Identify and pull out each line of the entries in which "message" occurs.

-- START OF Provided material --

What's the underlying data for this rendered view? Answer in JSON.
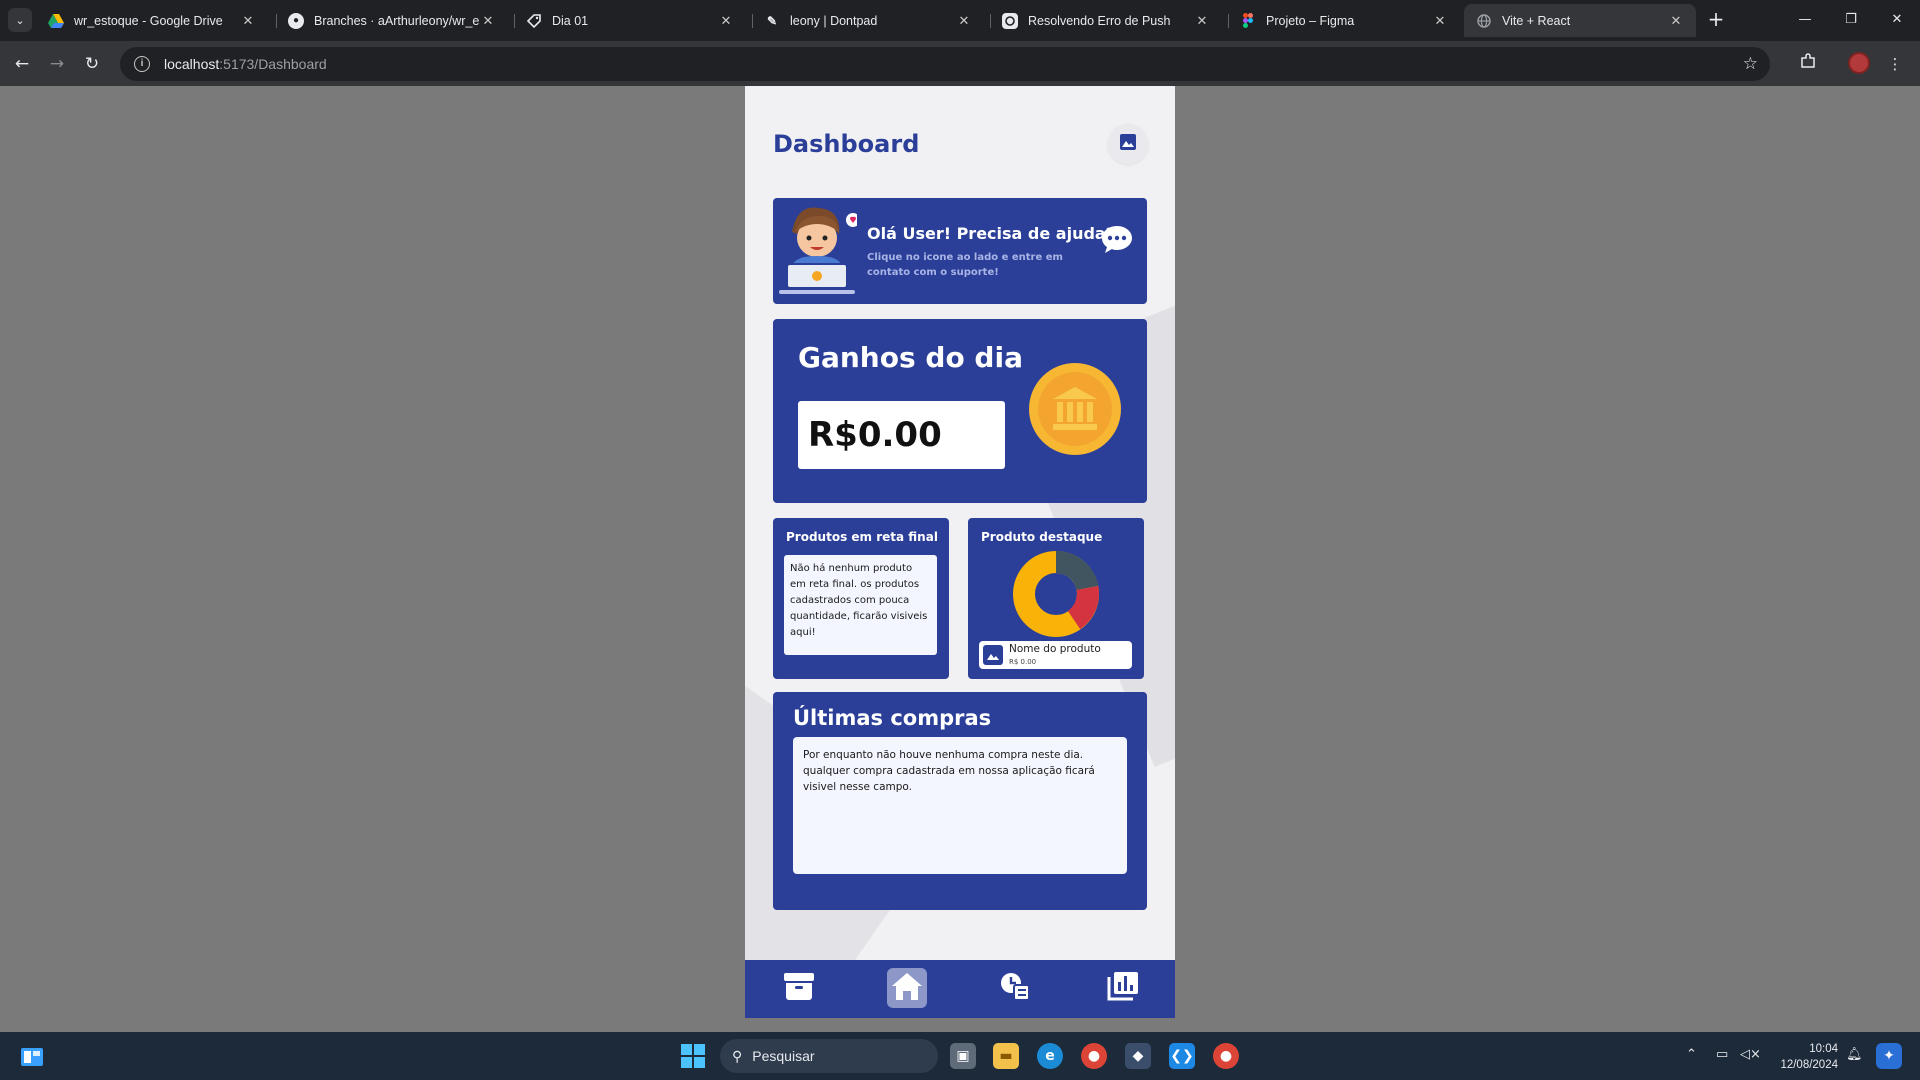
{
  "browser": {
    "tabs": [
      {
        "title": "wr_estoque - Google Drive",
        "icon": "google-drive-icon"
      },
      {
        "title": "Branches · aArthurleony/wr_esto",
        "icon": "github-icon"
      },
      {
        "title": "Dia 01",
        "icon": "tag-icon"
      },
      {
        "title": "leony | Dontpad",
        "icon": "dontpad-icon"
      },
      {
        "title": "Resolvendo Erro de Push",
        "icon": "chatgpt-icon"
      },
      {
        "title": "Projeto – Figma",
        "icon": "figma-icon"
      },
      {
        "title": "Vite + React",
        "icon": "globe-icon",
        "active": true
      }
    ],
    "url_host": "localhost",
    "url_path": ":5173/Dashboard"
  },
  "app": {
    "page_title": "Dashboard",
    "help": {
      "title": "Olá User! Precisa de ajuda?",
      "subtitle": "Clique no icone ao lado e entre em contato com o suporte!"
    },
    "earnings": {
      "title": "Ganhos do dia",
      "value": "R$0.00"
    },
    "final_products": {
      "title": "Produtos em reta final",
      "message": "Não há nenhum produto em reta final. os produtos cadastrados com pouca quantidade, ficarão visiveis aqui!"
    },
    "featured": {
      "title": "Produto destaque",
      "product_name": "Nome do produto",
      "product_price": "R$ 0.00"
    },
    "last_purchases": {
      "title": "Últimas compras",
      "message": "Por enquanto não houve nenhuma compra neste dia. qualquer compra cadastrada em nossa aplicação ficará visivel nesse campo."
    },
    "colors": {
      "primary": "#2b3f99",
      "coin": "#f7b733",
      "donut_yellow": "#f9b208",
      "donut_dark": "#40555f",
      "donut_red": "#d4343f"
    }
  },
  "taskbar": {
    "search_placeholder": "Pesquisar",
    "time": "10:04",
    "date": "12/08/2024"
  }
}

-- END OF Provided material --

> **Completed exercise**:
      "message": "Não há nenhum produto em reta final. os produtos cadastrados com pouca quantidade, ficarão visiveis aqui!"
      "message": "Por enquanto não houve nenhuma compra neste dia. qualquer compra cadastrada em nossa aplicação ficará visivel nesse campo."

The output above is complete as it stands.